── Input material

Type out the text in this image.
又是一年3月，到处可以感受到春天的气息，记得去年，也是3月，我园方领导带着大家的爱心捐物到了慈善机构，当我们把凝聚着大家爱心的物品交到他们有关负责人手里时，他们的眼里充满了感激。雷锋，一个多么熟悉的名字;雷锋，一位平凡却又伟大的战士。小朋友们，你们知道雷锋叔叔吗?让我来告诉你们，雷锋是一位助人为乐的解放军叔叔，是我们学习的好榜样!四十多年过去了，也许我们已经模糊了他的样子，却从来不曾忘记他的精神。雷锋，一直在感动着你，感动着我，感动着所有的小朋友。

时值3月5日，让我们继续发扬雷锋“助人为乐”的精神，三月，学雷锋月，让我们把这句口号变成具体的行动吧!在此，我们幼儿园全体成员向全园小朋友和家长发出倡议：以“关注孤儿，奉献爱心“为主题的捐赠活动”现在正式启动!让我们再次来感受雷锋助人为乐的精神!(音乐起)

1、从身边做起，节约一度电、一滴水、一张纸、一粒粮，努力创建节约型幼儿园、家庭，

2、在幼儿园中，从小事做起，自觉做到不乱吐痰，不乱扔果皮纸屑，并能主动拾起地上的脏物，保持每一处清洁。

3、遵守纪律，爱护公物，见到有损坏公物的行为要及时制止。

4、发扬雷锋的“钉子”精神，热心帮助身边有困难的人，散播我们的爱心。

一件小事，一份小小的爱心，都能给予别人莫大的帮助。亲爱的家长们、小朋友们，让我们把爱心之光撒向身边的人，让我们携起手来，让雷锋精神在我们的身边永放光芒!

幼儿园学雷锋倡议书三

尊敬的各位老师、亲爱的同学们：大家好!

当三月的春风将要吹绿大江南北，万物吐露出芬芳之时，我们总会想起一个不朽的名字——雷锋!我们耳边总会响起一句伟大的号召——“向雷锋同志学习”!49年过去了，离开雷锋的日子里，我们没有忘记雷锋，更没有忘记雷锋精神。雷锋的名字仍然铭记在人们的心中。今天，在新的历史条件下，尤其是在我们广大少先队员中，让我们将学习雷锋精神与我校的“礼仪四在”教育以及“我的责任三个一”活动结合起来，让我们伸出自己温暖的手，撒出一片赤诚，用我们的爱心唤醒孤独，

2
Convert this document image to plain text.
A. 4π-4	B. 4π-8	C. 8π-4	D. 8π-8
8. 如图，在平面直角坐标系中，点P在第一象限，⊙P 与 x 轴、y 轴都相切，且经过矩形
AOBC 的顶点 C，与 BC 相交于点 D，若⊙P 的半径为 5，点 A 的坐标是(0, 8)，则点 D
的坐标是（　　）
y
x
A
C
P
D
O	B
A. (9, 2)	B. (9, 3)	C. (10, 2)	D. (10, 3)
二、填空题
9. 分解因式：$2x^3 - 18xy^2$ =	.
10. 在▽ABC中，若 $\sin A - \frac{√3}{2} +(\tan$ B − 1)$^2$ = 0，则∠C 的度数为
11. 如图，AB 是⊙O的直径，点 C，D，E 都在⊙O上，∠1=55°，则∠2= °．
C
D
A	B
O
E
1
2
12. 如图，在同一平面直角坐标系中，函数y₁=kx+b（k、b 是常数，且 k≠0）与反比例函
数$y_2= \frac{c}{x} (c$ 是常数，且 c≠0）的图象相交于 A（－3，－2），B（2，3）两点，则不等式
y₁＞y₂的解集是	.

────

◆ Exercise prompt ◆
Only the number is wanted: how many lines of the data contain the word "的坐标是"?

◆ Answer for this exercise ◆
2